_Work instructions_. Among the entries below, how many lines contain the string "samples"? Only the number is wanted.

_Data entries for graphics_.
== Segment start ==

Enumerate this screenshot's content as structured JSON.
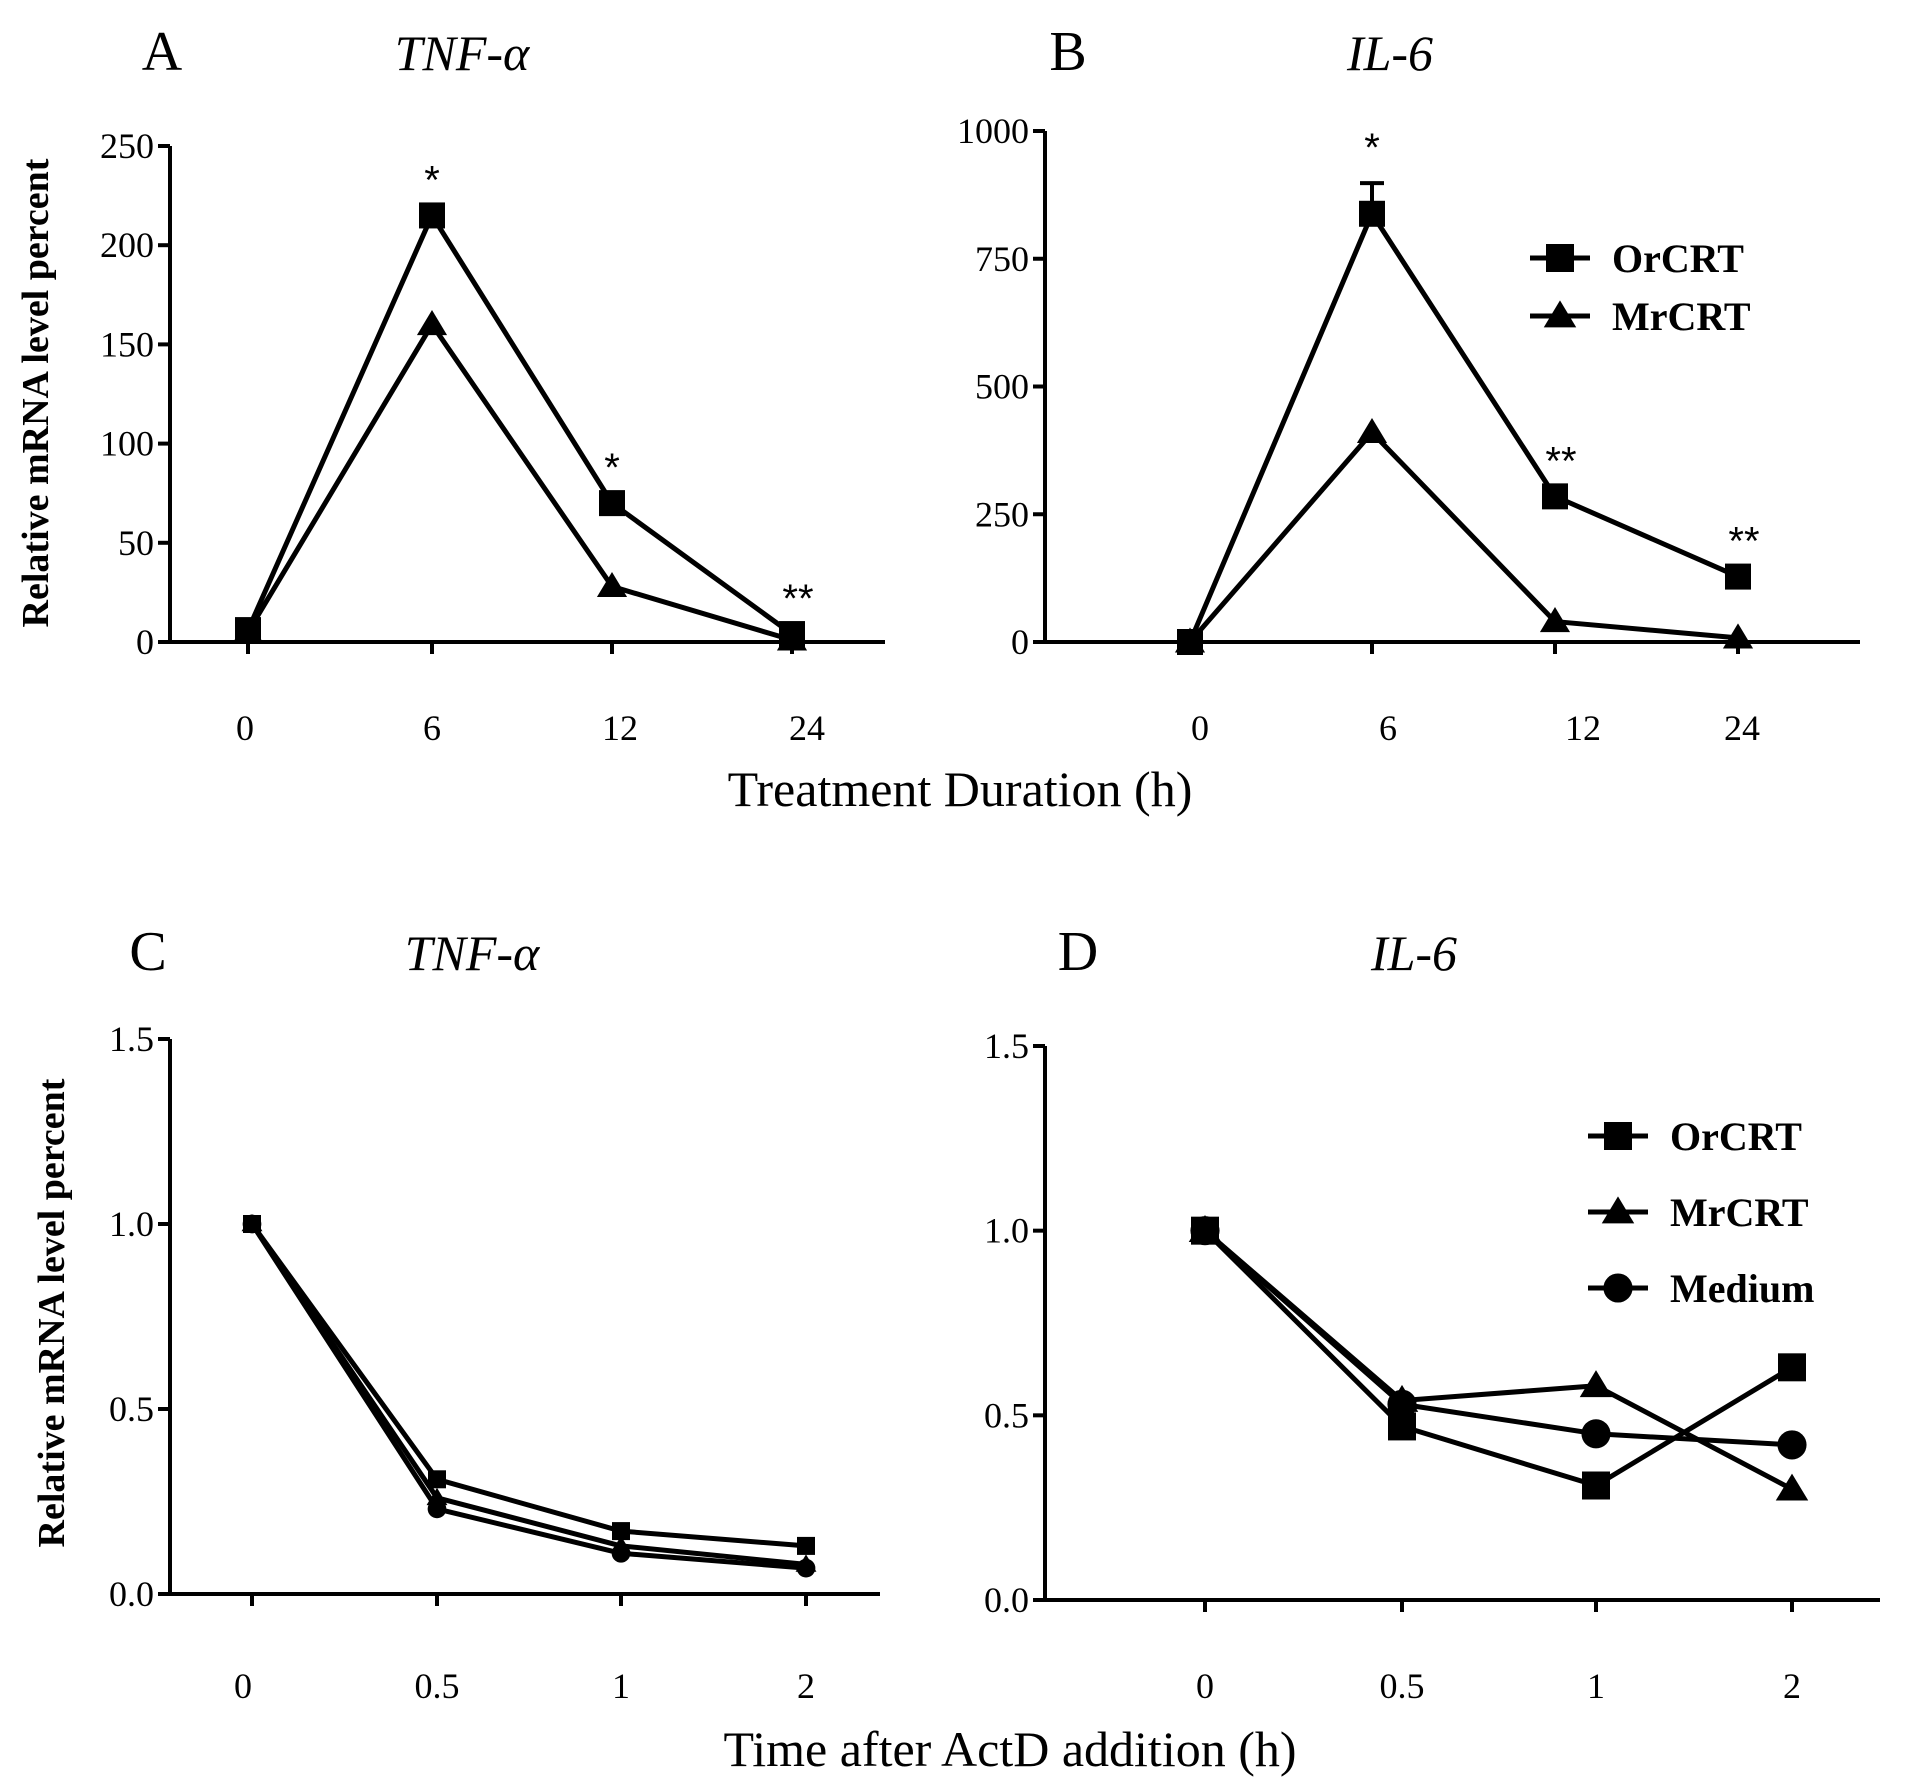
{
  "figure": {
    "shared_xlabel_top": "Treatment Duration (h)",
    "shared_xlabel_bottom": "Time after ActD  addition (h)"
  },
  "chart_data": [
    {
      "panel_letter": "A",
      "title": "TNF-α",
      "type": "line",
      "ylabel": "Relative  mRNA level percent",
      "xlabel": "Treatment Duration (h)",
      "categories": [
        "0",
        "6",
        "12",
        "24"
      ],
      "ylim": [
        0,
        250
      ],
      "yticks": [
        0,
        50,
        100,
        150,
        200,
        250
      ],
      "ytick_labels": [
        "0",
        "50",
        "100",
        "150",
        "200",
        "250"
      ],
      "series": [
        {
          "name": "OrCRT",
          "marker": "square",
          "values": [
            6,
            215,
            70,
            4
          ]
        },
        {
          "name": "MrCRT",
          "marker": "triangle",
          "values": [
            5,
            160,
            28,
            1
          ]
        }
      ],
      "annotations": [
        {
          "category": "6",
          "text": "*"
        },
        {
          "category": "12",
          "text": "*"
        },
        {
          "category": "24",
          "text": "**"
        }
      ]
    },
    {
      "panel_letter": "B",
      "title": "IL-6",
      "type": "line",
      "ylabel": "",
      "xlabel": "Treatment Duration (h)",
      "categories": [
        "0",
        "6",
        "12",
        "24"
      ],
      "ylim": [
        0,
        1000
      ],
      "yticks": [
        0,
        250,
        500,
        750,
        1000
      ],
      "ytick_labels": [
        "0",
        "250",
        "500",
        "750",
        "1000"
      ],
      "legend": {
        "position": "top-right",
        "entries": [
          "OrCRT",
          "MrCRT"
        ]
      },
      "series": [
        {
          "name": "OrCRT",
          "marker": "square",
          "values": [
            0,
            838,
            285,
            128
          ],
          "error": [
            0,
            60,
            0,
            0
          ]
        },
        {
          "name": "MrCRT",
          "marker": "triangle",
          "values": [
            0,
            410,
            40,
            8
          ]
        }
      ],
      "annotations": [
        {
          "category": "6",
          "text": "*"
        },
        {
          "category": "12",
          "text": "**"
        },
        {
          "category": "24",
          "text": "**"
        }
      ]
    },
    {
      "panel_letter": "C",
      "title": "TNF-α",
      "type": "line",
      "ylabel": "Relative mRNA level percent",
      "xlabel": "Time after ActD  addition (h)",
      "categories": [
        "0",
        "0.5",
        "1",
        "2"
      ],
      "ylim": [
        0,
        1.5
      ],
      "yticks": [
        0,
        0.5,
        1.0,
        1.5
      ],
      "ytick_labels": [
        "0.0",
        "0.5",
        "1.0",
        "1.5"
      ],
      "series": [
        {
          "name": "OrCRT",
          "marker": "square",
          "values": [
            1.0,
            0.31,
            0.17,
            0.13
          ]
        },
        {
          "name": "MrCRT",
          "marker": "triangle",
          "values": [
            1.0,
            0.26,
            0.13,
            0.08
          ]
        },
        {
          "name": "Medium",
          "marker": "circle",
          "values": [
            1.0,
            0.23,
            0.11,
            0.07
          ]
        }
      ]
    },
    {
      "panel_letter": "D",
      "title": "IL-6",
      "type": "line",
      "ylabel": "",
      "xlabel": "Time after ActD  addition (h)",
      "categories": [
        "0",
        "0.5",
        "1",
        "2"
      ],
      "ylim": [
        0,
        1.5
      ],
      "yticks": [
        0,
        0.5,
        1.0,
        1.5
      ],
      "ytick_labels": [
        "0.0",
        "0.5",
        "1.0",
        "1.5"
      ],
      "legend": {
        "position": "top-right",
        "entries": [
          "OrCRT",
          "MrCRT",
          "Medium"
        ]
      },
      "series": [
        {
          "name": "OrCRT",
          "marker": "square",
          "values": [
            1.0,
            0.47,
            0.31,
            0.63
          ]
        },
        {
          "name": "MrCRT",
          "marker": "triangle",
          "values": [
            1.0,
            0.54,
            0.58,
            0.3
          ]
        },
        {
          "name": "Medium",
          "marker": "circle",
          "values": [
            1.0,
            0.53,
            0.45,
            0.42
          ]
        }
      ]
    }
  ]
}
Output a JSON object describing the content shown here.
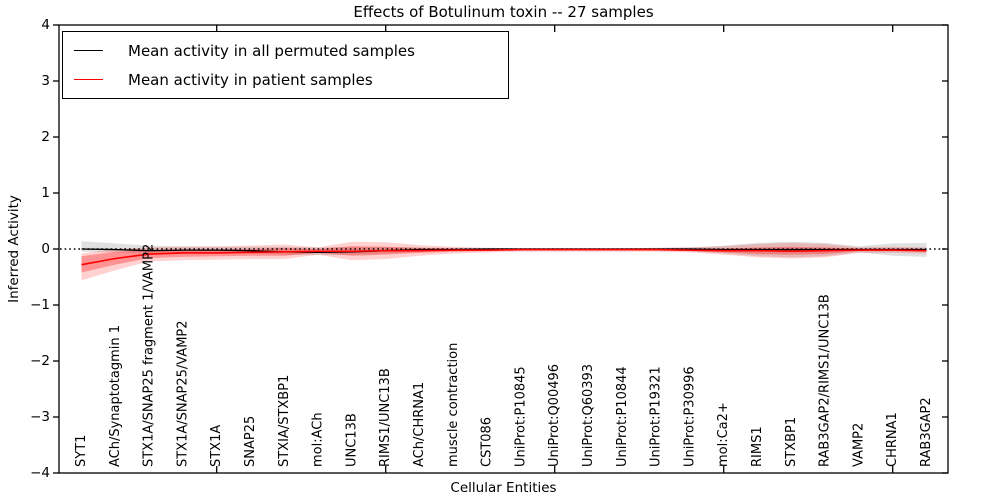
{
  "chart_data": {
    "type": "line",
    "title": "Effects of Botulinum toxin -- 27 samples",
    "xlabel": "Cellular Entities",
    "ylabel": "Inferred Activity",
    "ylim": [
      -4,
      4
    ],
    "yticks": [
      -4,
      -3,
      -2,
      -1,
      0,
      1,
      2,
      3,
      4
    ],
    "ytick_labels": [
      "−4",
      "−3",
      "−2",
      "−1",
      "0",
      "1",
      "2",
      "3",
      "4"
    ],
    "x_major_tick_indices": [
      4,
      9,
      14,
      19,
      24
    ],
    "grid": false,
    "legend_position": "upper left",
    "zero_reference_line": {
      "y": 0,
      "style": "dotted",
      "color": "#000000"
    },
    "categories": [
      "SYT1",
      "ACh/Synaptotagmin 1",
      "STX1A/SNAP25 fragment 1/VAMP2",
      "STX1A/SNAP25/VAMP2",
      "STX1A",
      "SNAP25",
      "STXIA/STXBP1",
      "mol:ACh",
      "UNC13B",
      "RIMS1/UNC13B",
      "ACh/CHRNA1",
      "muscle contraction",
      "CST086",
      "UniProt:P10845",
      "UniProt:Q00496",
      "UniProt:Q60393",
      "UniProt:P10844",
      "UniProt:P19321",
      "UniProt:P30996",
      "mol:Ca2+",
      "RIMS1",
      "STXBP1",
      "RAB3GAP2/RIMS1/UNC13B",
      "VAMP2",
      "CHRNA1",
      "RAB3GAP2"
    ],
    "series": [
      {
        "name": "Mean activity in all permuted samples",
        "color": "#000000",
        "values": [
          0,
          -0.01,
          -0.03,
          -0.02,
          -0.02,
          -0.03,
          -0.05,
          -0.06,
          -0.05,
          -0.03,
          -0.01,
          -0.01,
          0,
          0,
          0,
          0,
          0,
          0,
          0,
          -0.01,
          -0.01,
          -0.01,
          -0.01,
          -0.01,
          -0.01,
          -0.01
        ],
        "band": {
          "color": "rgba(0,0,0,0.12)",
          "low": [
            -0.05,
            -0.06,
            -0.08,
            -0.07,
            -0.07,
            -0.08,
            -0.1,
            -0.11,
            -0.1,
            -0.08,
            -0.05,
            -0.04,
            -0.03,
            -0.02,
            -0.02,
            -0.02,
            -0.02,
            -0.03,
            -0.04,
            -0.08,
            -0.13,
            -0.15,
            -0.13,
            -0.06,
            -0.12,
            -0.14
          ],
          "high": [
            0.14,
            0.1,
            0.06,
            0.05,
            0.04,
            0.04,
            0.04,
            0.03,
            0.04,
            0.04,
            0.03,
            0.02,
            0.02,
            0.02,
            0.02,
            0.02,
            0.02,
            0.02,
            0.03,
            0.06,
            0.11,
            0.13,
            0.11,
            0.05,
            0.1,
            0.11
          ]
        }
      },
      {
        "name": "Mean activity in patient samples",
        "color": "#ff0000",
        "values": [
          -0.28,
          -0.17,
          -0.09,
          -0.07,
          -0.07,
          -0.06,
          -0.05,
          -0.04,
          -0.04,
          -0.03,
          -0.03,
          -0.02,
          -0.02,
          -0.01,
          -0.01,
          -0.01,
          -0.01,
          -0.01,
          -0.02,
          -0.03,
          -0.03,
          -0.04,
          -0.03,
          -0.02,
          -0.02,
          -0.03
        ],
        "band_inner": {
          "color": "rgba(255,0,0,0.30)",
          "low": [
            -0.42,
            -0.28,
            -0.16,
            -0.14,
            -0.13,
            -0.12,
            -0.12,
            -0.07,
            -0.12,
            -0.1,
            -0.07,
            -0.05,
            -0.04,
            -0.03,
            -0.03,
            -0.03,
            -0.03,
            -0.03,
            -0.04,
            -0.06,
            -0.09,
            -0.1,
            -0.09,
            -0.04,
            -0.04,
            -0.05
          ],
          "high": [
            -0.13,
            -0.05,
            -0.02,
            -0.01,
            -0.01,
            0,
            0.02,
            0,
            0.05,
            0.04,
            0.02,
            0.01,
            0,
            0,
            0,
            0,
            0,
            0,
            0,
            0.01,
            0.03,
            0.04,
            0.03,
            0.01,
            0.01,
            0
          ]
        },
        "band_outer": {
          "color": "rgba(255,0,0,0.18)",
          "low": [
            -0.56,
            -0.38,
            -0.22,
            -0.2,
            -0.19,
            -0.18,
            -0.18,
            -0.1,
            -0.2,
            -0.18,
            -0.12,
            -0.08,
            -0.06,
            -0.05,
            -0.05,
            -0.05,
            -0.05,
            -0.05,
            -0.06,
            -0.1,
            -0.15,
            -0.17,
            -0.15,
            -0.07,
            -0.07,
            -0.08
          ],
          "high": [
            -0.08,
            0,
            0.03,
            0.04,
            0.05,
            0.06,
            0.08,
            0.03,
            0.13,
            0.12,
            0.07,
            0.04,
            0.02,
            0.01,
            0.01,
            0.01,
            0.01,
            0.02,
            0.03,
            0.05,
            0.09,
            0.11,
            0.09,
            0.03,
            0.04,
            0.03
          ]
        }
      }
    ]
  }
}
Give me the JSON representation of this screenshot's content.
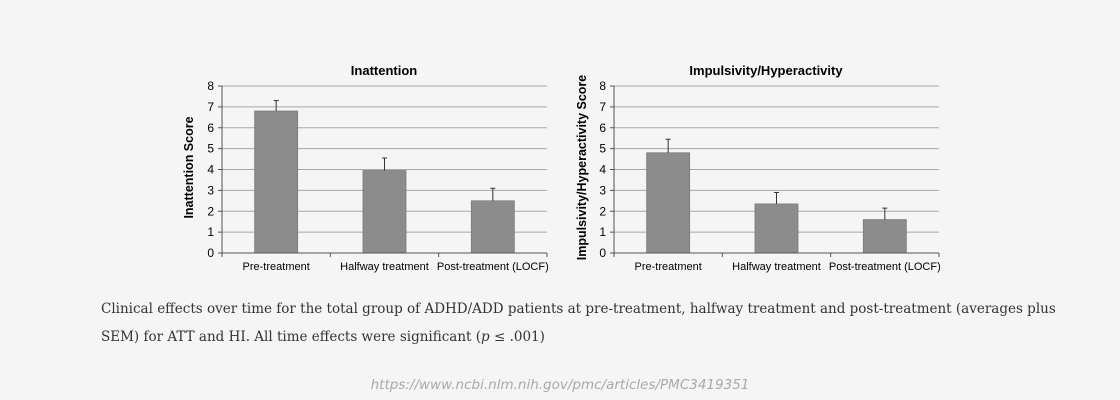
{
  "chart_data": [
    {
      "type": "bar",
      "title": "Inattention",
      "xlabel": "",
      "ylabel": "Inattention Score",
      "categories": [
        "Pre-treatment",
        "Halfway treatment",
        "Post-treatment (LOCF)"
      ],
      "values": [
        6.8,
        3.95,
        2.5
      ],
      "errors": [
        0.5,
        0.6,
        0.6
      ],
      "ylim": [
        0,
        8
      ],
      "yticks": [
        "0",
        "1",
        "2",
        "3",
        "4",
        "5",
        "6",
        "7",
        "8"
      ],
      "grid": true
    },
    {
      "type": "bar",
      "title": "Impulsivity/Hyperactivity",
      "xlabel": "",
      "ylabel": "Impulsivity/Hyperactivity Score",
      "categories": [
        "Pre-treatment",
        "Halfway treatment",
        "Post-treatment (LOCF)"
      ],
      "values": [
        4.8,
        2.35,
        1.6
      ],
      "errors": [
        0.65,
        0.55,
        0.55
      ],
      "ylim": [
        0,
        8
      ],
      "yticks": [
        "0",
        "1",
        "2",
        "3",
        "4",
        "5",
        "6",
        "7",
        "8"
      ],
      "grid": true
    }
  ],
  "colors": {
    "bar": "#8c8c8c",
    "bar_edge": "#7a7a7a",
    "grid": "#a8a8a8",
    "axis": "#555555",
    "text": "#000000"
  },
  "caption": {
    "text_before": "Clinical effects over time for the total group of ADHD/ADD patients at pre-treatment, halfway treatment and post-treatment (averages plus SEM) for ATT and HI. All time effects were significant (",
    "italic": "p",
    "text_after": " ≤ .001)"
  },
  "source_url": "https://www.ncbi.nlm.nih.gov/pmc/articles/PMC3419351"
}
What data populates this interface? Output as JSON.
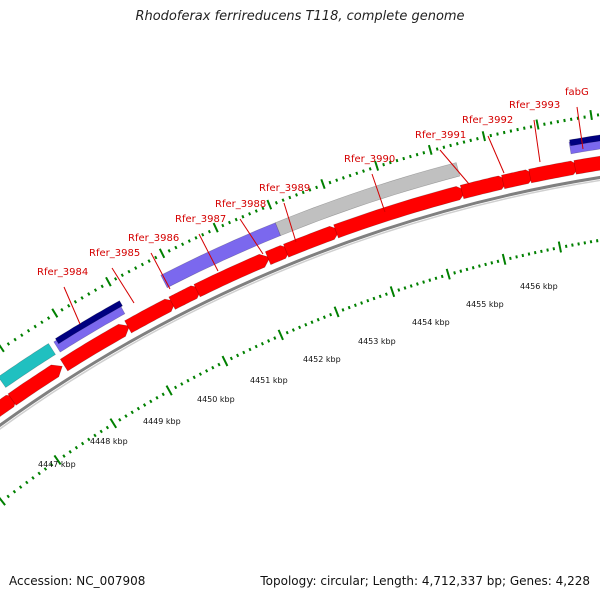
{
  "title": "Rhodoferax ferrireducens T118, complete genome",
  "footer": {
    "accession": "Accession: NC_007908",
    "summary": "Topology: circular; Length: 4,712,337 bp; Genes: 4,228"
  },
  "colors": {
    "forward_gene": "#ff0000",
    "rna_light": "#7b68ee",
    "rna_dark": "#000080",
    "gray_feature": "#c0c0c0",
    "cyan_feature": "#20c0c0",
    "label_red": "#d40000",
    "tick_green": "#008000",
    "backbone": "#808080"
  },
  "gene_labels": [
    "Rfer_3984",
    "Rfer_3985",
    "Rfer_3986",
    "Rfer_3987",
    "Rfer_3988",
    "Rfer_3989",
    "Rfer_3990",
    "Rfer_3991",
    "Rfer_3992",
    "Rfer_3993",
    "fabG"
  ],
  "kbp_labels": [
    "4447 kbp",
    "4448 kbp",
    "4449 kbp",
    "4450 kbp",
    "4451 kbp",
    "4452 kbp",
    "4453 kbp",
    "4454 kbp",
    "4455 kbp",
    "4456 kbp"
  ]
}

== Segment end ==

_Solution for this task_. 3